# [Stated goal]
All of the data needs to be repeated exactly.

--------------------

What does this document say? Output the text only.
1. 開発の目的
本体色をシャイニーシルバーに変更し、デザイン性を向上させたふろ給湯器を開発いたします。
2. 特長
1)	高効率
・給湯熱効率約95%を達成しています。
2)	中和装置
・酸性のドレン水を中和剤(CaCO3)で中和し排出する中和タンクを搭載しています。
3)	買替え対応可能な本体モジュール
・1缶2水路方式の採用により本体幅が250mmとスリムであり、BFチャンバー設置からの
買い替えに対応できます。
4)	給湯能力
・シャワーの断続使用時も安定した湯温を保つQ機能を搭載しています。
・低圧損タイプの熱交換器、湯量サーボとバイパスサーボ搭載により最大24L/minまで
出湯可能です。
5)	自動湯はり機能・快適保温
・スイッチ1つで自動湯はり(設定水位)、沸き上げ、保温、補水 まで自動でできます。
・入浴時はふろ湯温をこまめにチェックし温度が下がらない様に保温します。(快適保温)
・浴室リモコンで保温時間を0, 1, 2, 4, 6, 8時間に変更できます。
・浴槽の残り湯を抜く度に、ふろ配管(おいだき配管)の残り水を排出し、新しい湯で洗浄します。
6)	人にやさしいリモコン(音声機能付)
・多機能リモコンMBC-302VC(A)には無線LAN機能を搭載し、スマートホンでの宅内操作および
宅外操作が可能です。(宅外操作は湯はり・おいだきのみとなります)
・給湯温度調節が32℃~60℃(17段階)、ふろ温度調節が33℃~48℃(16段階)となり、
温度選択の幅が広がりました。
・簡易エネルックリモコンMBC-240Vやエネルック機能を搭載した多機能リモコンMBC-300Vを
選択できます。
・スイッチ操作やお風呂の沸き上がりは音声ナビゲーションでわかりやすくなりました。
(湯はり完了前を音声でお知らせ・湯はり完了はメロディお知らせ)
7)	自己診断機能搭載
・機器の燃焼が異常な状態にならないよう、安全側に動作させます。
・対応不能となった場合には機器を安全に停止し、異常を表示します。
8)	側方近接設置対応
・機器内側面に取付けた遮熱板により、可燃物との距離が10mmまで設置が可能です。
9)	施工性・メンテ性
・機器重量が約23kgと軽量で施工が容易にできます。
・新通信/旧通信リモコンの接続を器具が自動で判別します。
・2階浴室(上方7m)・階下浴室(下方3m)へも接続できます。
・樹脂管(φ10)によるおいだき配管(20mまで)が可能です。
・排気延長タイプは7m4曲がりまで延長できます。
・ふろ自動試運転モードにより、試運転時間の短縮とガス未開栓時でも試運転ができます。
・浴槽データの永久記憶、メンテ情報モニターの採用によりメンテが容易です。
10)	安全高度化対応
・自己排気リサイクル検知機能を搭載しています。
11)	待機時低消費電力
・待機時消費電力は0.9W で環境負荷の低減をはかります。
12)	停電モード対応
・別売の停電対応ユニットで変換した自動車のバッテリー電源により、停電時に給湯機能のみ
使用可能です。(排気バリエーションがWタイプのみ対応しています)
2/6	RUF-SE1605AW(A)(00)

--------------------

# [Full solution]
What does this document say? Output the text only.
1. 開発の目的
本体色をシャイニーシルバーに変更し、デザイン性を向上させたふろ給湯器を開発いたします。
2. 特長
1)	高効率
・給湯熱効率約95%を達成しています。
2)	中和装置
・酸性のドレン水を中和剤(CaCO3)で中和し排出する中和タンクを搭載しています。
3)	買替え対応可能な本体モジュール
・1缶2水路方式の採用により本体幅が250mmとスリムであり、BFチャンバー設置からの
買い替えに対応できます。
4)	給湯能力
・シャワーの断続使用時も安定した湯温を保つQ機能を搭載しています。
・低圧損タイプの熱交換器、湯量サーボとバイパスサーボ搭載により最大24L/minまで
出湯可能です。
5)	自動湯はり機能・快適保温
・スイッチ1つで自動湯はり(設定水位)、沸き上げ、保温、補水 まで自動でできます。
・入浴時はふろ湯温をこまめにチェックし温度が下がらない様に保温します。(快適保温)
・浴室リモコンで保温時間を0, 1, 2, 4, 6, 8時間に変更できます。
・浴槽の残り湯を抜く度に、ふろ配管(おいだき配管)の残り水を排出し、新しい湯で洗浄します。
6)	人にやさしいリモコン(音声機能付)
・多機能リモコンMBC-302VC(A)には無線LAN機能を搭載し、スマートホンでの宅内操作および
宅外操作が可能です。(宅外操作は湯はり・おいだきのみとなります)
・給湯温度調節が32℃~60℃(17段階)、ふろ温度調節が33℃~48℃(16段階)となり、
温度選択の幅が広がりました。
・簡易エネルックリモコンMBC-240Vやエネルック機能を搭載した多機能リモコンMBC-300Vを
選択できます。
・スイッチ操作やお風呂の沸き上がりは音声ナビゲーションでわかりやすくなりました。
(湯はり完了前を音声でお知らせ・湯はり完了はメロディお知らせ)
7)	自己診断機能搭載
・機器の燃焼が異常な状態にならないよう、安全側に動作させます。
・対応不能となった場合には機器を安全に停止し、異常を表示します。
8)	側方近接設置対応
・機器内側面に取付けた遮熱板により、可燃物との距離が10mmまで設置が可能です。
9)	施工性・メンテ性
・機器重量が約23kgと軽量で施工が容易にできます。
・新通信/旧通信リモコンの接続を器具が自動で判別します。
・2階浴室(上方7m)・階下浴室(下方3m)へも接続できます。
・樹脂管(φ10)によるおいだき配管(20mまで)が可能です。
・排気延長タイプは7m4曲がりまで延長できます。
・ふろ自動試運転モードにより、試運転時間の短縮とガス未開栓時でも試運転ができます。
・浴槽データの永久記憶、メンテ情報モニターの採用によりメンテが容易です。
10)	安全高度化対応
・自己排気リサイクル検知機能を搭載しています。
11)	待機時低消費電力
・待機時消費電力は0.9W で環境負荷の低減をはかります。
12)	停電モード対応
・別売の停電対応ユニットで変換した自動車のバッテリー電源により、停電時に給湯機能のみ
使用可能です。(排気バリエーションがWタイプのみ対応しています)
2/6	RUF-SE1605AW(A)(00)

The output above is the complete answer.